[Stored items from a collection]
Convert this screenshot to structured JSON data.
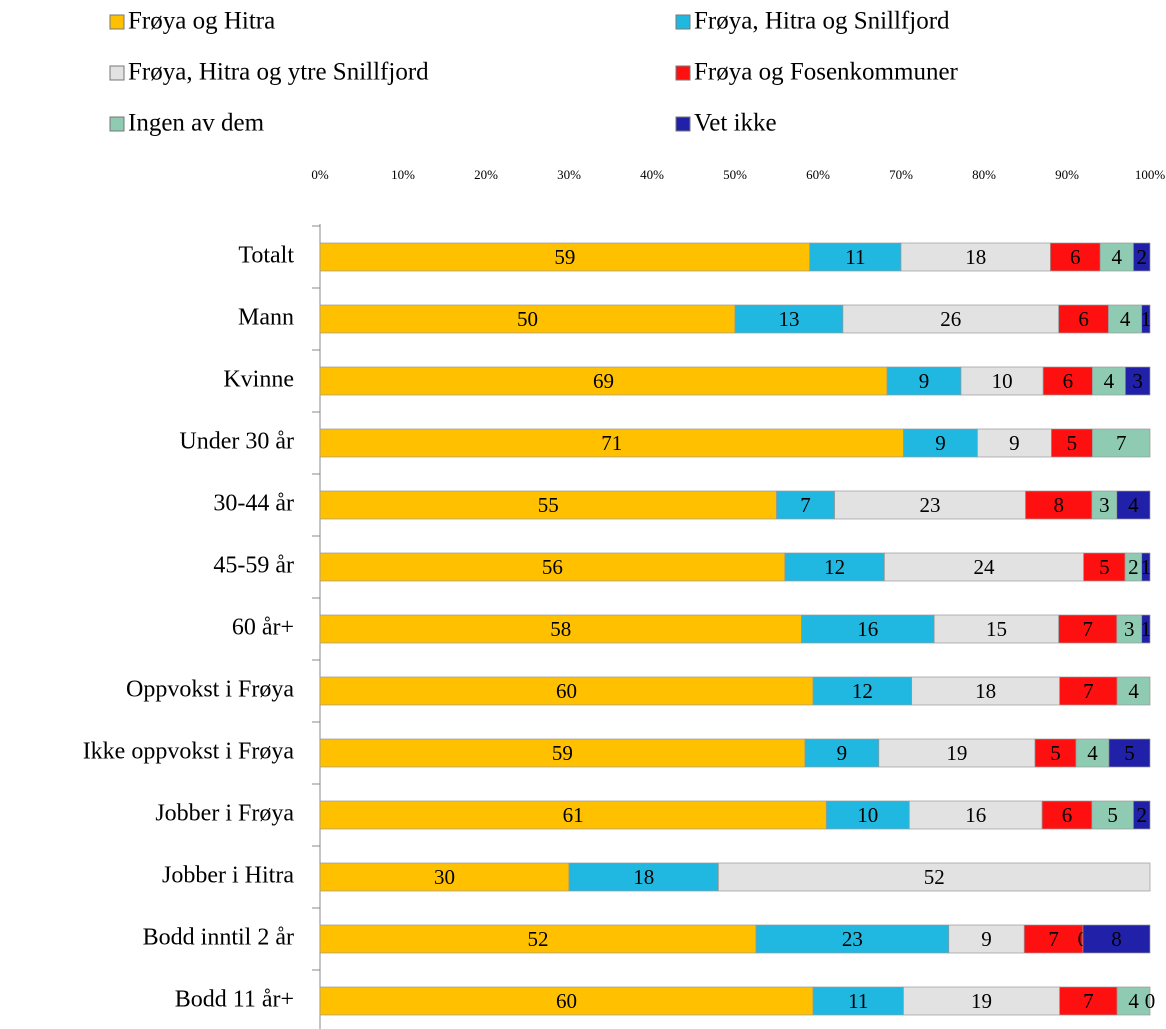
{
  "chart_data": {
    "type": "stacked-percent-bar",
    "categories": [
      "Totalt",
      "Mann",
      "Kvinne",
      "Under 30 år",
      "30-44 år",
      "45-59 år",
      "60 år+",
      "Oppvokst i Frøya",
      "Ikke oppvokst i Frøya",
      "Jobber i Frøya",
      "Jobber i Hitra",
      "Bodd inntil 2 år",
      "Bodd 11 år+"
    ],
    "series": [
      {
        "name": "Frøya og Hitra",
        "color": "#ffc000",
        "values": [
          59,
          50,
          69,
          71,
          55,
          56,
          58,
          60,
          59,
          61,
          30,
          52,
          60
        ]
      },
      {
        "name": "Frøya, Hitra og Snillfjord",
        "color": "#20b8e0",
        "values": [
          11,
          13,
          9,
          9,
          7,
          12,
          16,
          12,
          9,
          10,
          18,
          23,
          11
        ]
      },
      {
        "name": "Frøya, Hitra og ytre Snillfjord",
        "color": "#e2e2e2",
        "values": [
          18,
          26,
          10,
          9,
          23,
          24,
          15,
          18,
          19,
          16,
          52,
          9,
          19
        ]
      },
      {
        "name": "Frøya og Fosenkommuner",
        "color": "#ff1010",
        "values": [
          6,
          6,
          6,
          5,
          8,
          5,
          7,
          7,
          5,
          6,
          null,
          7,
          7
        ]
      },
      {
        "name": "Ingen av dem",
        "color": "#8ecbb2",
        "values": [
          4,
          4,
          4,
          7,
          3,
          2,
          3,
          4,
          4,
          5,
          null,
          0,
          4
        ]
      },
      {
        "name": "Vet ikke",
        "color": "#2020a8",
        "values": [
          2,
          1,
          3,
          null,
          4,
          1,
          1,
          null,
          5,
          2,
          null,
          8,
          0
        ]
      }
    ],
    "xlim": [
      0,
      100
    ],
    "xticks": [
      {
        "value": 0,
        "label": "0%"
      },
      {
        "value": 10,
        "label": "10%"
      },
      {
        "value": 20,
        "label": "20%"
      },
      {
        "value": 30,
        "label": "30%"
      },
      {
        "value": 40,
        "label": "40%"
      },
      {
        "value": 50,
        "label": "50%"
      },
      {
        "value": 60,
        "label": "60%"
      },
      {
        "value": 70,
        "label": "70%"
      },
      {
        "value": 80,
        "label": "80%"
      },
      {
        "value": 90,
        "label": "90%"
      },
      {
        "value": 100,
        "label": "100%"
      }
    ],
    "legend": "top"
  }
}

### TASK OBJECTIVE
Every record above should be written out again without change, except that the pictures are left out.

### CORRECT RESPONSE
Convert this screenshot to structured JSON data.
{
  "chart_data": {
    "type": "stacked-percent-bar",
    "categories": [
      "Totalt",
      "Mann",
      "Kvinne",
      "Under 30 år",
      "30-44 år",
      "45-59 år",
      "60 år+",
      "Oppvokst i Frøya",
      "Ikke oppvokst i Frøya",
      "Jobber i Frøya",
      "Jobber i Hitra",
      "Bodd inntil 2 år",
      "Bodd 11 år+"
    ],
    "series": [
      {
        "name": "Frøya og Hitra",
        "color": "#ffc000",
        "values": [
          59,
          50,
          69,
          71,
          55,
          56,
          58,
          60,
          59,
          61,
          30,
          52,
          60
        ]
      },
      {
        "name": "Frøya, Hitra og Snillfjord",
        "color": "#20b8e0",
        "values": [
          11,
          13,
          9,
          9,
          7,
          12,
          16,
          12,
          9,
          10,
          18,
          23,
          11
        ]
      },
      {
        "name": "Frøya, Hitra og ytre Snillfjord",
        "color": "#e2e2e2",
        "values": [
          18,
          26,
          10,
          9,
          23,
          24,
          15,
          18,
          19,
          16,
          52,
          9,
          19
        ]
      },
      {
        "name": "Frøya og Fosenkommuner",
        "color": "#ff1010",
        "values": [
          6,
          6,
          6,
          5,
          8,
          5,
          7,
          7,
          5,
          6,
          null,
          7,
          7
        ]
      },
      {
        "name": "Ingen av dem",
        "color": "#8ecbb2",
        "values": [
          4,
          4,
          4,
          7,
          3,
          2,
          3,
          4,
          4,
          5,
          null,
          0,
          4
        ]
      },
      {
        "name": "Vet ikke",
        "color": "#2020a8",
        "values": [
          2,
          1,
          3,
          null,
          4,
          1,
          1,
          null,
          5,
          2,
          null,
          8,
          0
        ]
      }
    ],
    "xlim": [
      0,
      100
    ],
    "xticks": [
      {
        "value": 0,
        "label": "0%"
      },
      {
        "value": 10,
        "label": "10%"
      },
      {
        "value": 20,
        "label": "20%"
      },
      {
        "value": 30,
        "label": "30%"
      },
      {
        "value": 40,
        "label": "40%"
      },
      {
        "value": 50,
        "label": "50%"
      },
      {
        "value": 60,
        "label": "60%"
      },
      {
        "value": 70,
        "label": "70%"
      },
      {
        "value": 80,
        "label": "80%"
      },
      {
        "value": 90,
        "label": "90%"
      },
      {
        "value": 100,
        "label": "100%"
      }
    ],
    "legend": "top"
  }
}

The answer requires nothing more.